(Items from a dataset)
>> START

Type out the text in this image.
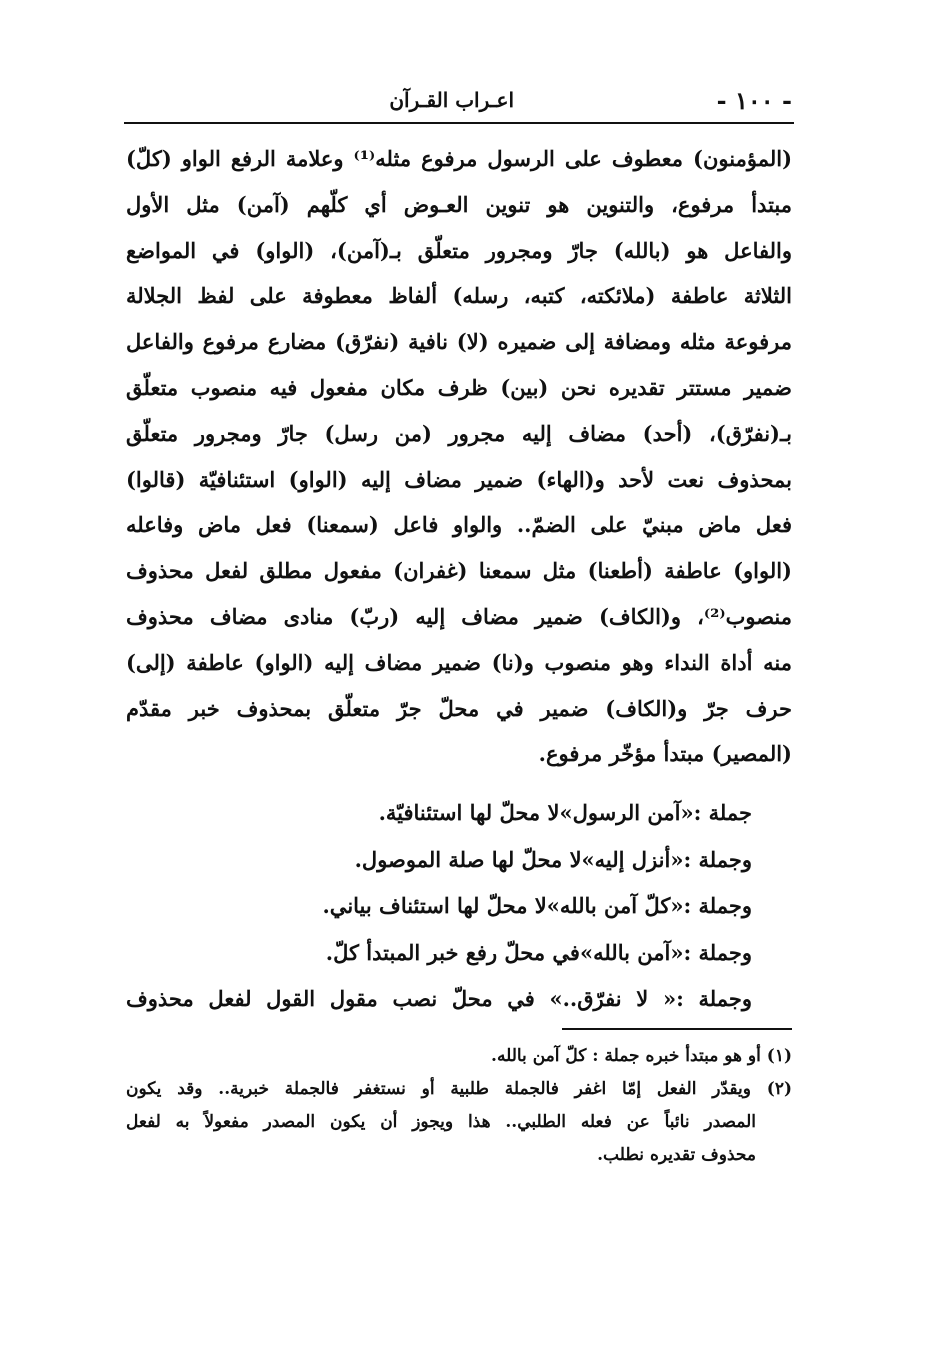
- ١٠٠ -
اعـراب القـرآن
(المؤمنون) معطوف على الرسول مرفوع مثله⁽¹⁾ وعلامة الرفع الواو (كلّ)
مبتدأ مرفوع، والتنوين هو تنوين العـوض أي كلّهم (آمن) مثل الأول
والفاعل هو (بالله) جارّ ومجرور متعلّق بـ(آمن)، (الواو) في المواضع
الثلاثة عاطفة (ملائكته، كتبه، رسله) ألفاظ معطوفة على لفظ الجلالة
مرفوعة مثله ومضافة إلى ضميره (لا) نافية (نفرّق) مضارع مرفوع والفاعل
ضمير مستتر تقديره نحن (بين) ظرف مكان مفعول فيه منصوب متعلّق
بـ(نفرّق)، (أحد) مضاف إليه مجرور (من رسل) جارّ ومجرور متعلّق
بمحذوف نعت لأحد و(الهاء) ضمير مضاف إليه (الواو) استئنافيّة (قالوا)
فعل ماض مبنيّ على الضمّ.. والواو فاعل (سمعنا) فعل ماض وفاعله
(الواو) عاطفة (أطعنا) مثل سمعنا (غفران) مفعول مطلق لفعل محذوف
منصوب⁽²⁾، و(الكاف) ضمير مضاف إليه (ربّ) منادى مضاف محذوف
منه أداة النداء وهو منصوب و(نا) ضمير مضاف إليه (الواو) عاطفة (إلى)
حرف جرّ و(الكاف) ضمير في محلّ جرّ متعلّق بمحذوف خبر مقدّم
(المصير) مبتدأ مؤخّر مرفوع.
جملة :«آمن الرسول»لا محلّ لها استئنافيّة.
وجملة :«أنزل إليه»لا محلّ لها صلة الموصول.
وجملة :«كلّ آمن بالله»لا محلّ لها استئناف بياني.
وجملة :«آمن بالله»في محلّ رفع خبر المبتدأ كلّ.
وجملة :« لا نفرّق..» في محلّ نصب مقول القول لفعل محذوف
(١) أو هو مبتدأ خبره جملة : كلّ آمن بالله.
(٢) ويقدّر الفعل إمّا اغفر فالجملة طلبية أو نستغفر فالجملة خبرية.. وقد يكون
المصدر نائباً عن فعله الطلبي.. هذا ويجوز أن يكون المصدر مفعولاً به لفعل
محذوف تقديره نطلب.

>> END

* _The exercise_: Every record above should come back exactly, but without its pictures.

* _Final answer_:
Type out the text in this image.
- ١٠٠ -
اعـراب القـرآن
(المؤمنون) معطوف على الرسول مرفوع مثله⁽¹⁾ وعلامة الرفع الواو (كلّ)
مبتدأ مرفوع، والتنوين هو تنوين العـوض أي كلّهم (آمن) مثل الأول
والفاعل هو (بالله) جارّ ومجرور متعلّق بـ(آمن)، (الواو) في المواضع
الثلاثة عاطفة (ملائكته، كتبه، رسله) ألفاظ معطوفة على لفظ الجلالة
مرفوعة مثله ومضافة إلى ضميره (لا) نافية (نفرّق) مضارع مرفوع والفاعل
ضمير مستتر تقديره نحن (بين) ظرف مكان مفعول فيه منصوب متعلّق
بـ(نفرّق)، (أحد) مضاف إليه مجرور (من رسل) جارّ ومجرور متعلّق
بمحذوف نعت لأحد و(الهاء) ضمير مضاف إليه (الواو) استئنافيّة (قالوا)
فعل ماض مبنيّ على الضمّ.. والواو فاعل (سمعنا) فعل ماض وفاعله
(الواو) عاطفة (أطعنا) مثل سمعنا (غفران) مفعول مطلق لفعل محذوف
منصوب⁽²⁾، و(الكاف) ضمير مضاف إليه (ربّ) منادى مضاف محذوف
منه أداة النداء وهو منصوب و(نا) ضمير مضاف إليه (الواو) عاطفة (إلى)
حرف جرّ و(الكاف) ضمير في محلّ جرّ متعلّق بمحذوف خبر مقدّم
(المصير) مبتدأ مؤخّر مرفوع.
جملة :«آمن الرسول»لا محلّ لها استئنافيّة.
وجملة :«أنزل إليه»لا محلّ لها صلة الموصول.
وجملة :«كلّ آمن بالله»لا محلّ لها استئناف بياني.
وجملة :«آمن بالله»في محلّ رفع خبر المبتدأ كلّ.
وجملة :« لا نفرّق..» في محلّ نصب مقول القول لفعل محذوف
(١) أو هو مبتدأ خبره جملة : كلّ آمن بالله.
(٢) ويقدّر الفعل إمّا اغفر فالجملة طلبية أو نستغفر فالجملة خبرية.. وقد يكون
المصدر نائباً عن فعله الطلبي.. هذا ويجوز أن يكون المصدر مفعولاً به لفعل
محذوف تقديره نطلب.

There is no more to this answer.